**DESAFIO 1**
Converta em tabela Markdown as linhas dos registros, do início até a linha com "zoom-out-button[interactable]: − (1188, 784, 1220, 816)", incluindo ambas as pontas. Use as colunas "Nº", com o número da linha, e "Conteúdo", com a linha em si, e omita as linhas em branco.

Ele defendia aqui o compromisso com a educação, com a saúde. Ele defendia aqui o compromisso com a parcela pobre da sociedade. Ele defendia a integração social deste País e não só a integração lingüística, que a gente tem; não só a integração territorial, que a gente construiu a partir dos anos 70. Ele defendia aqui a integração social pois ele tinha esse compromisso, palavra com a qual se soletrava o nome de Jefferson Péres - pegando carona, mais uma vez, no poema citado pelo nosso Presidente no final de seu discurso.

Mas ele era um político que tinha uma palavra que casava com ele mais do que com muitos outros. É a palavra gesto. O Jefferson não era um homem só de palavras. O Jefferson era um homem de palavras e de gestos - gestos claros, nítidos quando era necessário. Alguns gestos até pelas palavras, outros gestos pela ação que ele fazia - por exemplo, o seu belíssimo discurso aqui, neste lugar. Ele sempre falava deste lugar. Nunca o vi na outra tribuna até porque se sentava onde hoje está sentado o seu filho. Esse era o lugar em que ele ficava, e eu tenho a honra de sentar atrás dele. Por isso, conseguia conversar tanto com ele.

O Jefferson fez aquele belo discurso em que dizia - e foi citado pelo Presidente Alvaro Dias - que sairia em breve de mandatos para continuar na política. Esse foi um gesto, um gesto raro, porque, em geral, da política, a gente sai por ter perdido a eleição. Ou sai morto, como ele saiu, porque o destino não quis esperar o final do seu mandato, porque a decisão dele estava tomada. Ele tomou aquele gesto como uma prova de que política é maior do que mandato, política é maior do que profissão, política é maior do que Congresso, política é maior do que cargo público. Ele sabia que política é sinônimo da ação de um cidadão buscando compor os interesses de toda a coletividade em que vive. Por isso, a palavra gesto, a meu ver, casa com Jefferson Péres.

A outra palavra é retitude. Jefferson foi um homem reto. Ele foi capaz de fazer política de uma maneira muito rara hoje em dia, com uma linha traçada da qual ele não abria mão. Não fez política como em geral se faz, dando voltas e contornando - até muitas vezes justificando em frases como “os meios justificam os fins”. Para Jefferson, os meios não justificavam os fins; os fins é que tinham que estar sendo construídos de acordo com os meios que a gente usava: os meios tinham que se subordinar aos fins. E ele foi um homem de retitude na vida. É raro, Ministro, a gente ter hoje político que consegue sobreviver mantendo-se numa linha reta, traçada conforme os seus princípios.

Mas ele era um homem também de cultura - isso é que poucos percebiam. E isso, sobretudo, conversando com os filhos, conversando com a esposa, conversando com os amigos, é que a gente descobre. Um homem que gostava profundamente da música, que gostava muito de cinema, que gostava muito de literatura, cuja casa mostra, inclusive, uma identidade de estilo na decoração art nouveau, como vi que ele tinha ali. O Jefferson foi um homem de cultura.

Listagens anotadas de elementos

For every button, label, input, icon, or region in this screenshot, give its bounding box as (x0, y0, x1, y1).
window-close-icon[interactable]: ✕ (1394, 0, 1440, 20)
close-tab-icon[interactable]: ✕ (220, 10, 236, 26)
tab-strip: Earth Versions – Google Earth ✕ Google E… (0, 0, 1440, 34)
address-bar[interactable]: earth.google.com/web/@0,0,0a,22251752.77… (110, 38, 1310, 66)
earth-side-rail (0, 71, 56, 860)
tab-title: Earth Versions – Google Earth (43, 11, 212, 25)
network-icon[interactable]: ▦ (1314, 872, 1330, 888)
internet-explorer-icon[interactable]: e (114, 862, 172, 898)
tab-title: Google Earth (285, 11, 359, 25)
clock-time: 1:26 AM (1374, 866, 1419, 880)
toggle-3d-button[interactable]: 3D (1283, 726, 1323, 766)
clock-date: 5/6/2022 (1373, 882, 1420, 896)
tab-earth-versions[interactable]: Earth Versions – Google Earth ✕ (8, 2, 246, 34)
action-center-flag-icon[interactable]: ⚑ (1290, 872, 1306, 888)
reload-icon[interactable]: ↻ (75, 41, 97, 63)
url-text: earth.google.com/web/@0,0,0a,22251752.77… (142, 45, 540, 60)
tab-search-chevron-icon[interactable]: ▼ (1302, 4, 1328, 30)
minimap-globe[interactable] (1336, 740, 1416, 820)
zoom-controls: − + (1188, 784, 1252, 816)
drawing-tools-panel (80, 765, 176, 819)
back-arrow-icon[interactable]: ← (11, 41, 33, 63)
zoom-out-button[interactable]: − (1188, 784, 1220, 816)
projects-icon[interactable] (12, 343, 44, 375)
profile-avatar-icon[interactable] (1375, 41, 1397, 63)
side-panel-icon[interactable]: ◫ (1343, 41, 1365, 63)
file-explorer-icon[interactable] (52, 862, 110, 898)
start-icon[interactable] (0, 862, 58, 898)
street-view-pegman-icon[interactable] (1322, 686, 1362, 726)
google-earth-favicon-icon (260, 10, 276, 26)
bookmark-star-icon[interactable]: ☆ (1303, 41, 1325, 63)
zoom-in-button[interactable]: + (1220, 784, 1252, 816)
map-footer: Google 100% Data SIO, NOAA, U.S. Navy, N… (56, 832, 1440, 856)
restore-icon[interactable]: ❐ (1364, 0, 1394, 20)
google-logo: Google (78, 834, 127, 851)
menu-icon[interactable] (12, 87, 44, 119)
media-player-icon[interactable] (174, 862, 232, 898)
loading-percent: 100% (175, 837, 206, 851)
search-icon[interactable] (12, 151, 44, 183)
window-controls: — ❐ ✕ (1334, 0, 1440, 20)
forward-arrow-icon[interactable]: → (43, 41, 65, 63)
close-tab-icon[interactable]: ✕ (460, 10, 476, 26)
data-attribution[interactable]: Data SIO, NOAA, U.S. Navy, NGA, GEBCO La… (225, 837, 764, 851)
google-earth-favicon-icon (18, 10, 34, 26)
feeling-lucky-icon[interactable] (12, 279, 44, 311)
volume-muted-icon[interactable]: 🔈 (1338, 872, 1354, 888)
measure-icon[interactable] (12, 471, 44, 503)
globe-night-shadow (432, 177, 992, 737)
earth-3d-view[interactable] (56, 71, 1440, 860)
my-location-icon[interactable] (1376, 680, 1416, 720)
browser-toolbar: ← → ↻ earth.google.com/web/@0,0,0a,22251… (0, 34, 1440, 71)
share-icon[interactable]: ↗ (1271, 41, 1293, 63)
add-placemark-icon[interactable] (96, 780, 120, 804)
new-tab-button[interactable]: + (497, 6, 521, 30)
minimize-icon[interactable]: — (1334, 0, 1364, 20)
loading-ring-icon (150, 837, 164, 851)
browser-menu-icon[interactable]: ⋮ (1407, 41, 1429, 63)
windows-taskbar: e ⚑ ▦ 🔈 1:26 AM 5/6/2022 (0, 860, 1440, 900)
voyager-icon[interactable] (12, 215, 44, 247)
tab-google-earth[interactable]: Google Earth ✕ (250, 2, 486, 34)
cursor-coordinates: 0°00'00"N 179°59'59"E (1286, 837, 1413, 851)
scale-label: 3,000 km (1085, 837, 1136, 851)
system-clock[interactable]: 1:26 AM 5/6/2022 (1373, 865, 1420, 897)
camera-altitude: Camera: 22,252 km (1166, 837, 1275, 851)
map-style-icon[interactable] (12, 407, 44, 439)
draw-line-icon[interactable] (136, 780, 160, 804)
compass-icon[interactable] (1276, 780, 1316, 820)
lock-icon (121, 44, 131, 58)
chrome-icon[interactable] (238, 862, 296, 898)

**DESAFIO 2**
Reescreva o trecho do discurso sobre Jefferson Péres de "Mas ele era um político" a "tanto com ele.", trocando "tribuna" por "bancada".

**RESPOSTA ESCRITA 1**
| Nº | Conteúdo |
|---|---|
| 1 | For every button, label, input, icon, or region in this screenshot, give its bounding box as (x0, y0, x1, y1). |
| 2 | window-close-icon[interactable]: ✕ (1394, 0, 1440, 20) |
| 3 | close-tab-icon[interactable]: ✕ (220, 10, 236, 26) |
| 4 | tab-strip: Earth Versions – Google Earth ✕ Google E… (0, 0, 1440, 34) |
| 5 | address-bar[interactable]: earth.google.com/web/@0,0,0a,22251752.77… (110, 38, 1310, 66) |
| 6 | earth-side-rail (0, 71, 56, 860) |
| 7 | tab-title: Earth Versions – Google Earth (43, 11, 212, 25) |
| 8 | network-icon[interactable]: ▦ (1314, 872, 1330, 888) |
| 9 | internet-explorer-icon[interactable]: e (114, 862, 172, 898) |
| 10 | tab-title: Google Earth (285, 11, 359, 25) |
| 11 | clock-time: 1:26 AM (1374, 866, 1419, 880) |
| 12 | toggle-3d-button[interactable]: 3D (1283, 726, 1323, 766) |
| 13 | clock-date: 5/6/2022 (1373, 882, 1420, 896) |
| 14 | tab-earth-versions[interactable]: Earth Versions – Google Earth ✕ (8, 2, 246, 34) |
| 15 | action-center-flag-icon[interactable]: ⚑ (1290, 872, 1306, 888) |
| 16 | reload-icon[interactable]: ↻ (75, 41, 97, 63) |
| 17 | url-text: earth.google.com/web/@0,0,0a,22251752.77… (142, 45, 540, 60) |
| 18 | tab-search-chevron-icon[interactable]: ▼ (1302, 4, 1328, 30) |
| 19 | minimap-globe[interactable] (1336, 740, 1416, 820) |
| 20 | zoom-controls: − + (1188, 784, 1252, 816) |
| 21 | drawing-tools-panel (80, 765, 176, 819) |
| 22 | back-arrow-icon[interactable]: ← (11, 41, 33, 63) |
| 23 | zoom-out-button[interactable]: − (1188, 784, 1220, 816) |

**RESPOSTA ESCRITA 2**
Mas ele era um político que tinha uma palavra que casava com ele mais do que com muitos outros. É a palavra gesto. O Jefferson não era um homem só de palavras. O Jefferson era um homem de palavras e de gestos - gestos claros, nítidos quando era necessário. Alguns gestos até pelas palavras, outros gestos pela ação que ele fazia - por exemplo, o seu belíssimo discurso aqui, neste lugar. Ele sempre falava deste lugar. Nunca o vi na outra bancada até porque se sentava onde hoje está sentado o seu filho. Esse era o lugar em que ele ficava, e eu tenho a honra de sentar atrás dele. Por isso, conseguia conversar tanto com ele.